**Data extract:**
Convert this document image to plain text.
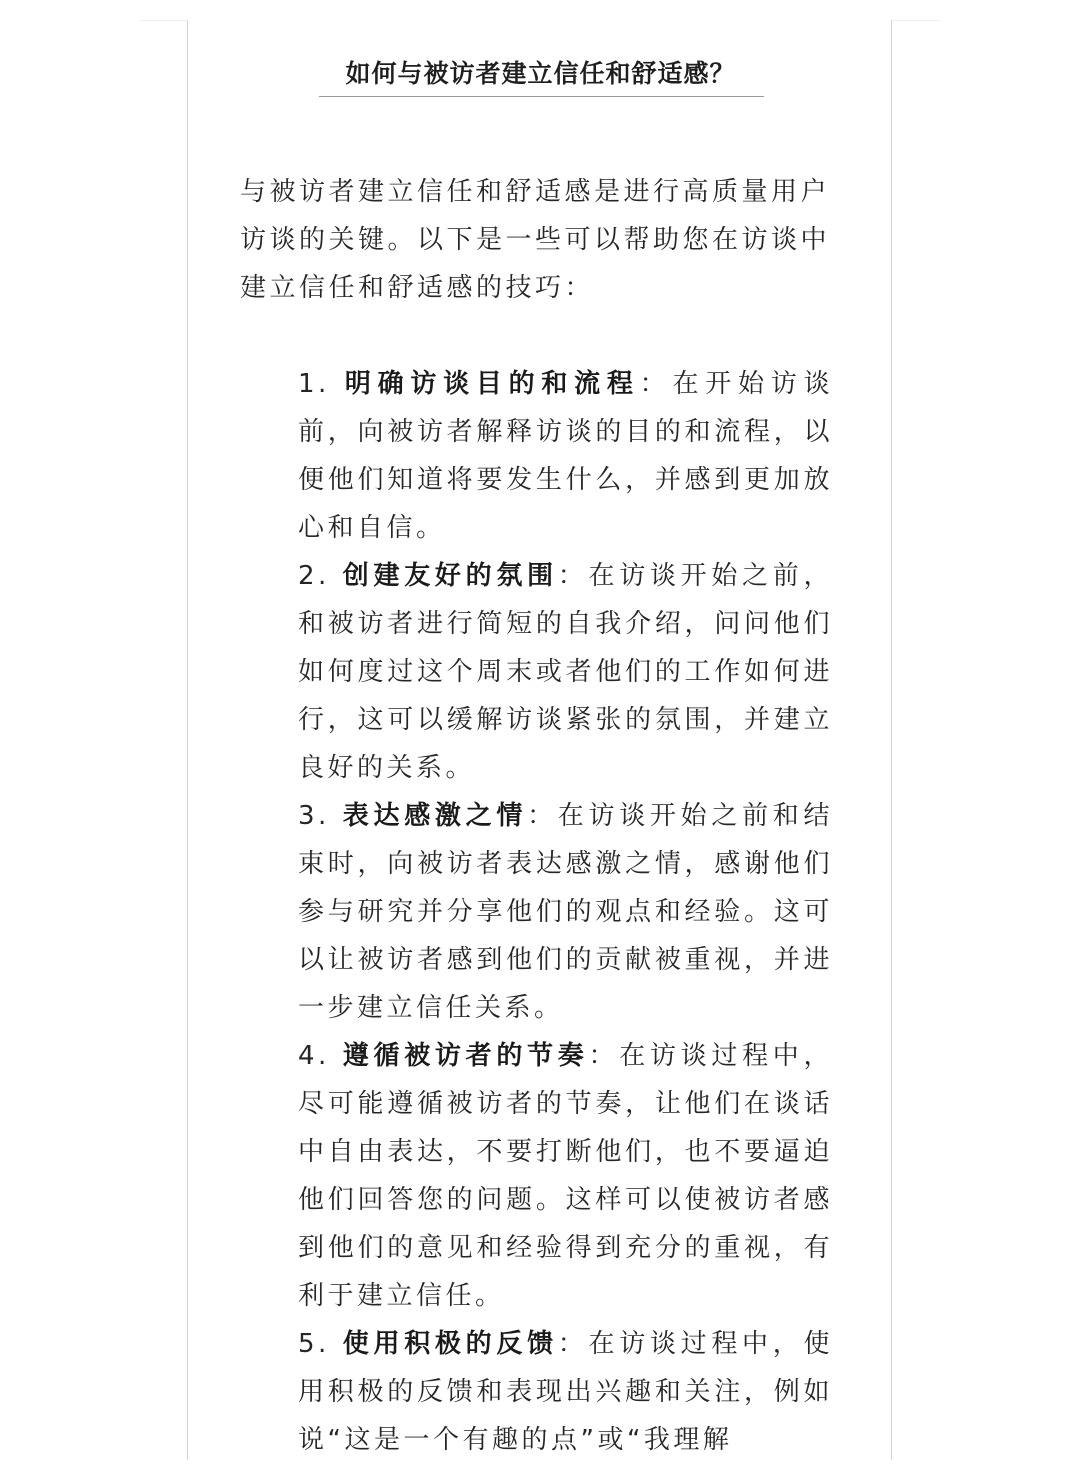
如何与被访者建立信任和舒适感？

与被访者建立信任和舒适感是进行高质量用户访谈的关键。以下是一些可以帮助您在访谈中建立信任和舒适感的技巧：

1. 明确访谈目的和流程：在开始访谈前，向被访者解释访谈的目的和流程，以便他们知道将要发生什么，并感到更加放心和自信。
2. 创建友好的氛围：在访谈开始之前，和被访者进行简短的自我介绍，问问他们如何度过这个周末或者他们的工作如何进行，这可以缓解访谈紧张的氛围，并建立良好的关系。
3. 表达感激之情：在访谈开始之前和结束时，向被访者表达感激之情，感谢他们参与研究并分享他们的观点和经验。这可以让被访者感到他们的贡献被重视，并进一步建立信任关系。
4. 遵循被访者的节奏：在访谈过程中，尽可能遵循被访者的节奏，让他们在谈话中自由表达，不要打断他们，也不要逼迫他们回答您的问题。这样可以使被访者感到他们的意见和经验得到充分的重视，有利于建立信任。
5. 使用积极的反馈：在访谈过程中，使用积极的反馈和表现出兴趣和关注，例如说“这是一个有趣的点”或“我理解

**Directions for this task:** Transcribe the entries above verbatim, omitting their pictures.

**Reply to the task:**
Convert this document image to plain text.
如何与被访者建立信任和舒适感？

与被访者建立信任和舒适感是进行高质量用户访谈的关键。以下是一些可以帮助您在访谈中建立信任和舒适感的技巧：

1. 明确访谈目的和流程：在开始访谈前，向被访者解释访谈的目的和流程，以便他们知道将要发生什么，并感到更加放心和自信。
2. 创建友好的氛围：在访谈开始之前，和被访者进行简短的自我介绍，问问他们如何度过这个周末或者他们的工作如何进行，这可以缓解访谈紧张的氛围，并建立良好的关系。
3. 表达感激之情：在访谈开始之前和结束时，向被访者表达感激之情，感谢他们参与研究并分享他们的观点和经验。这可以让被访者感到他们的贡献被重视，并进一步建立信任关系。
4. 遵循被访者的节奏：在访谈过程中，尽可能遵循被访者的节奏，让他们在谈话中自由表达，不要打断他们，也不要逼迫他们回答您的问题。这样可以使被访者感到他们的意见和经验得到充分的重视，有利于建立信任。
5. 使用积极的反馈：在访谈过程中，使用积极的反馈和表现出兴趣和关注，例如说“这是一个有趣的点”或“我理解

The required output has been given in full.